**EXERCISE AIM:** Copy every line of the records below where the word "clear" occurs.

Dataset items

───

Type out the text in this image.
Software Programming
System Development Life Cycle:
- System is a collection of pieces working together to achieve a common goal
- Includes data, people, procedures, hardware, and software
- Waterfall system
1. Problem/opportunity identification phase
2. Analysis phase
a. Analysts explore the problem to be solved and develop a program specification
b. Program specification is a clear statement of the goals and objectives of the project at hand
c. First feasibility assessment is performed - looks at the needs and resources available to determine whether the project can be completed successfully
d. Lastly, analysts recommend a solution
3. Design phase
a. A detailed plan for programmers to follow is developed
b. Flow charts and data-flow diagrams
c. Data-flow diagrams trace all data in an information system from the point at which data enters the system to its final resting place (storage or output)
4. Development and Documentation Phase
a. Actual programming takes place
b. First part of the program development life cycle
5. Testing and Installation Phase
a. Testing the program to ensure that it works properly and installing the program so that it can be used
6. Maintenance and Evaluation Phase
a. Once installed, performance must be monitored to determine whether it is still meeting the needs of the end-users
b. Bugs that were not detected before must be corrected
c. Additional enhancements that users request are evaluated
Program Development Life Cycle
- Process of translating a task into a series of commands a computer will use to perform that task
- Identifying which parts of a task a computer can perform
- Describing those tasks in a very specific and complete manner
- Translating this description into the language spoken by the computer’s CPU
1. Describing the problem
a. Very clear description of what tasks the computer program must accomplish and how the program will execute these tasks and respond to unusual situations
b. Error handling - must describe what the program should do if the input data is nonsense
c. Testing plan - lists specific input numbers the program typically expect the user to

───

**WRITTEN SOLUTION:**
b. Program specification is a clear statement of the goals and objectives of the project at hand
a. Very clear description of what tasks the computer program must accomplish and how the program will execute these tasks and respond to unusual situations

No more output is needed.